> [The task]: Write out all the entries word for word, but skip any images.

> [Materials provided]:

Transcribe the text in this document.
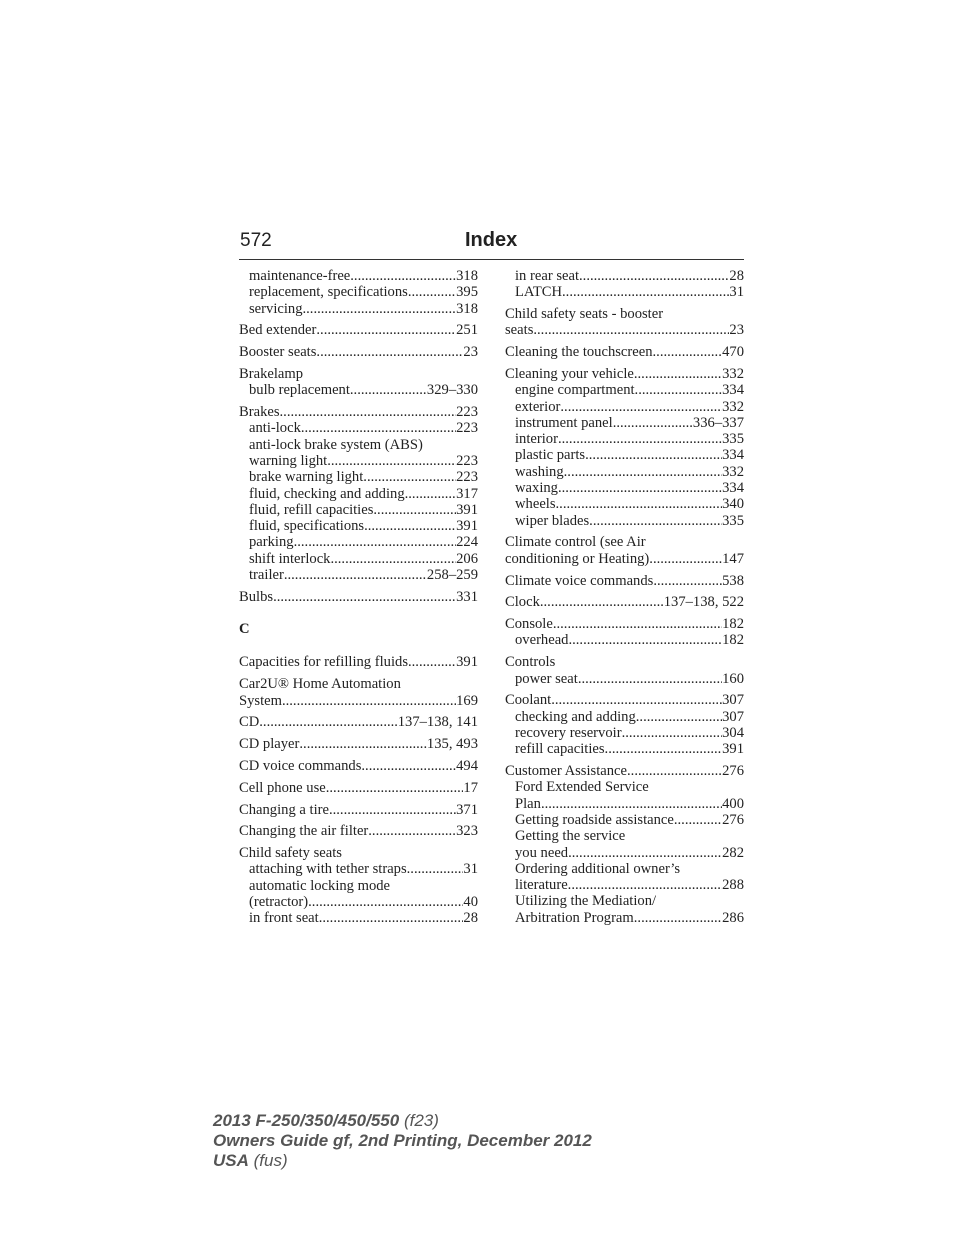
572	Index
maintenance-free .....	318
replacement, specifications .....	395
servicing .....	318
Bed extender .....	251
Booster seats .....	23
Brakelamp
bulb replacement .....	329–330
Brakes .....	223
anti-lock .....	223
anti-lock brake system (ABS)
warning light .....	223
brake warning light .....	223
fluid, checking and adding .....	317
fluid, refill capacities .....	391
fluid, specifications .....	391
parking .....	224
shift interlock .....	206
trailer .....	258–259
Bulbs .....	331
C
Capacities for refilling fluids .....	391
Car2U® Home Automation
System .....	169
CD .....	137–138, 141
CD player .....	135, 493
CD voice commands .....	494
Cell phone use .....	17
Changing a tire .....	371
Changing the air filter .....	323
Child safety seats
attaching with tether straps .....	31
automatic locking mode
(retractor) .....	40
in front seat .....	28
in rear seat .....	28
LATCH .....	31
Child safety seats - booster
seats .....	23
Cleaning the touchscreen .....	470
Cleaning your vehicle .....	332
engine compartment .....	334
exterior .....	332
instrument panel .....	336–337
interior .....	335
plastic parts .....	334
washing .....	332
waxing .....	334
wheels .....	340
wiper blades .....	335
Climate control (see Air
conditioning or Heating) .....	147
Climate voice commands .....	538
Clock .....	137–138, 522
Console .....	182
overhead .....	182
Controls
power seat .....	160
Coolant .....	307
checking and adding .....	307
recovery reservoir .....	304
refill capacities .....	391
Customer Assistance .....	276
Ford Extended Service
Plan .....	400
Getting roadside assistance .....	276
Getting the service
you need .....	282
Ordering additional owner’s
literature .....	288
Utilizing the Mediation/
Arbitration Program .....	286
2013 F-250/350/450/550 (f23)
Owners Guide gf, 2nd Printing, December 2012
USA (fus)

> [Written answer]:
Transcribe the text in this document.
572	Index
maintenance-free .....	318
replacement, specifications .....	395
servicing .....	318
Bed extender .....	251
Booster seats .....	23
Brakelamp
bulb replacement .....	329–330
Brakes .....	223
anti-lock .....	223
anti-lock brake system (ABS)
warning light .....	223
brake warning light .....	223
fluid, checking and adding .....	317
fluid, refill capacities .....	391
fluid, specifications .....	391
parking .....	224
shift interlock .....	206
trailer .....	258–259
Bulbs .....	331
C
Capacities for refilling fluids .....	391
Car2U® Home Automation
System .....	169
CD .....	137–138, 141
CD player .....	135, 493
CD voice commands .....	494
Cell phone use .....	17
Changing a tire .....	371
Changing the air filter .....	323
Child safety seats
attaching with tether straps .....	31
automatic locking mode
(retractor) .....	40
in front seat .....	28
in rear seat .....	28
LATCH .....	31
Child safety seats - booster
seats .....	23
Cleaning the touchscreen .....	470
Cleaning your vehicle .....	332
engine compartment .....	334
exterior .....	332
instrument panel .....	336–337
interior .....	335
plastic parts .....	334
washing .....	332
waxing .....	334
wheels .....	340
wiper blades .....	335
Climate control (see Air
conditioning or Heating) .....	147
Climate voice commands .....	538
Clock .....	137–138, 522
Console .....	182
overhead .....	182
Controls
power seat .....	160
Coolant .....	307
checking and adding .....	307
recovery reservoir .....	304
refill capacities .....	391
Customer Assistance .....	276
Ford Extended Service
Plan .....	400
Getting roadside assistance .....	276
Getting the service
you need .....	282
Ordering additional owner’s
literature .....	288
Utilizing the Mediation/
Arbitration Program .....	286
2013 F-250/350/450/550 (f23)
Owners Guide gf, 2nd Printing, December 2012
USA (fus)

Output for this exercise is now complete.